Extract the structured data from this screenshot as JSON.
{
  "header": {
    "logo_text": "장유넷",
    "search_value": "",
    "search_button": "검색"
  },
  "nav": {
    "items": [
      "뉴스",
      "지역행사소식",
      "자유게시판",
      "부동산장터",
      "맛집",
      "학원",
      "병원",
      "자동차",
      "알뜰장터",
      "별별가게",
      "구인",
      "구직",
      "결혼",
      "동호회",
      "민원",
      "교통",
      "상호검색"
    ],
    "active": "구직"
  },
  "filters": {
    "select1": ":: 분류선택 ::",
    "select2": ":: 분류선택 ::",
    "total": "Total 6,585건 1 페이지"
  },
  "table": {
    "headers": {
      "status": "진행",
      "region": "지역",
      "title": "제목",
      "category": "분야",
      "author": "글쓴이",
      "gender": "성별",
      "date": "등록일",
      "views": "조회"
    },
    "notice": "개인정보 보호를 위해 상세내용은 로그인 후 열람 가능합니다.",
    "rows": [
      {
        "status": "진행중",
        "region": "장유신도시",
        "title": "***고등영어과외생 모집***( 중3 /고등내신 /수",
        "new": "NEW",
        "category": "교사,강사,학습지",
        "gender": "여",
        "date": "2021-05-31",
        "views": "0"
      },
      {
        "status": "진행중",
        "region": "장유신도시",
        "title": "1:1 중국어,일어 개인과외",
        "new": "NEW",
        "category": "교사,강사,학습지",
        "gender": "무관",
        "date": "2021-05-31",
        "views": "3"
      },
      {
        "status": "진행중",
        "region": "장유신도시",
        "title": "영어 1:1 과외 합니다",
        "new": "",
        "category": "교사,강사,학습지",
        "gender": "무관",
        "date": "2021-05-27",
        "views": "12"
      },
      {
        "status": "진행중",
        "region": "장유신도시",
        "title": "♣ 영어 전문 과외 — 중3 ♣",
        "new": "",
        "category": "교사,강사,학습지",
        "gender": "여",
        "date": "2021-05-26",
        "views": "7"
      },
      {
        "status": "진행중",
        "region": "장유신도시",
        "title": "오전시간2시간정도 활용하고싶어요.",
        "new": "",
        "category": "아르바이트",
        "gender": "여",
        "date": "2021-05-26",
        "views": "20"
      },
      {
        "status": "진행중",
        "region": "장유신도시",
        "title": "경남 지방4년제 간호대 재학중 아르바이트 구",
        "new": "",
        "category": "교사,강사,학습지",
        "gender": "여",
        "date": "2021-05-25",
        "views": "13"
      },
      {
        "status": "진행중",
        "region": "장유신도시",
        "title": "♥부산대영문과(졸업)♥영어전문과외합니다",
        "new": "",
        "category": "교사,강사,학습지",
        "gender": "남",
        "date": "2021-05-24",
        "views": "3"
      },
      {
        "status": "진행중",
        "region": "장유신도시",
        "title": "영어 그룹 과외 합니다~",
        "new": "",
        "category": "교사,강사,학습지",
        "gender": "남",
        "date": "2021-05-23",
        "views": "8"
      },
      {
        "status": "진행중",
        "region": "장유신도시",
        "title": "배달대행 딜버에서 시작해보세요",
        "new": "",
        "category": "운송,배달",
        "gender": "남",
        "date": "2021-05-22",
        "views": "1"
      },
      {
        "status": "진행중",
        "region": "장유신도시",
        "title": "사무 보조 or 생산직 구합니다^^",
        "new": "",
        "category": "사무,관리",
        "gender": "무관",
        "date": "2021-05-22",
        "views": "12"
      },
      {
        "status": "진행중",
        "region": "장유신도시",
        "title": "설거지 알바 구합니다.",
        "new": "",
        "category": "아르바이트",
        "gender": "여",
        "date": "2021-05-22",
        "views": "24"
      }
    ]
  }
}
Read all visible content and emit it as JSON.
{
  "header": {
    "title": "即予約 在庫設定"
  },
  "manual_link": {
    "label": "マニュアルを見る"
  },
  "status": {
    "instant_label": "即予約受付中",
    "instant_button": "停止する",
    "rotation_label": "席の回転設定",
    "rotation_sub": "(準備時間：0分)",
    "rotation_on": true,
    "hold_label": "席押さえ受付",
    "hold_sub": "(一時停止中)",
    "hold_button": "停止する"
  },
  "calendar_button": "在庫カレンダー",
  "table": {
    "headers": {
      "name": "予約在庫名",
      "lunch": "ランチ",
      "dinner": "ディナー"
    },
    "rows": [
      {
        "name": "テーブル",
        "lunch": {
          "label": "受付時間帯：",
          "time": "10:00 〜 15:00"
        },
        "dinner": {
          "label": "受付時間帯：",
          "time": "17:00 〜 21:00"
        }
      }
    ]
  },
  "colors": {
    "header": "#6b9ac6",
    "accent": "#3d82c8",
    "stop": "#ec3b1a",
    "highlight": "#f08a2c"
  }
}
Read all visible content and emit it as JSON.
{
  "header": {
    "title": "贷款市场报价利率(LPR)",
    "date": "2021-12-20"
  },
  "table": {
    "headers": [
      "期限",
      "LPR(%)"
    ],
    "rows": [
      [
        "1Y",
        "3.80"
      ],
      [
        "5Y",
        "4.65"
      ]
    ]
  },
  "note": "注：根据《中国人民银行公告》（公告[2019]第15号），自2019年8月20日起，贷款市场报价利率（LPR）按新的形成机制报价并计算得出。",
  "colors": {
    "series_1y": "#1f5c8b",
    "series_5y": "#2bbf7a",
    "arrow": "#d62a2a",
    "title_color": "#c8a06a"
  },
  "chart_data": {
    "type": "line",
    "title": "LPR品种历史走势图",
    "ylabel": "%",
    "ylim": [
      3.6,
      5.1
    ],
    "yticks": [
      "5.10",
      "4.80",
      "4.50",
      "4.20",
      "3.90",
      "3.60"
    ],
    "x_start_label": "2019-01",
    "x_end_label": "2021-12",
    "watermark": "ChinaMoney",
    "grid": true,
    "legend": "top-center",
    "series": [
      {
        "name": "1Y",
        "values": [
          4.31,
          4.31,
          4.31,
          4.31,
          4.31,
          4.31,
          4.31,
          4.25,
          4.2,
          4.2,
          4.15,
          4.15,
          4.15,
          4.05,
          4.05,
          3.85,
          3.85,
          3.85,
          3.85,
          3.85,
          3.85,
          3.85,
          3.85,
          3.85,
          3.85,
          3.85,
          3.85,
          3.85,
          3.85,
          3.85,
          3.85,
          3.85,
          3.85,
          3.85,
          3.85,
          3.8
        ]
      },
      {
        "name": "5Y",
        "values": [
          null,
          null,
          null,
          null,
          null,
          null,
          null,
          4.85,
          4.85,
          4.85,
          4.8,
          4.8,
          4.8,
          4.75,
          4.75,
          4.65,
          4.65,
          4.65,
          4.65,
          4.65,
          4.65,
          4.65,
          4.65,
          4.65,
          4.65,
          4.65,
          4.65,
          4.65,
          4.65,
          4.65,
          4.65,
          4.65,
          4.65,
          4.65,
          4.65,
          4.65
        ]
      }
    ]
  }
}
┄┄┄┄┄┄┄┄┄┄
Given request =
Go over the data above and copy every line that has the word "停止する" in it.

Output below =
    "instant_button": "停止する",
    "hold_button": "停止する"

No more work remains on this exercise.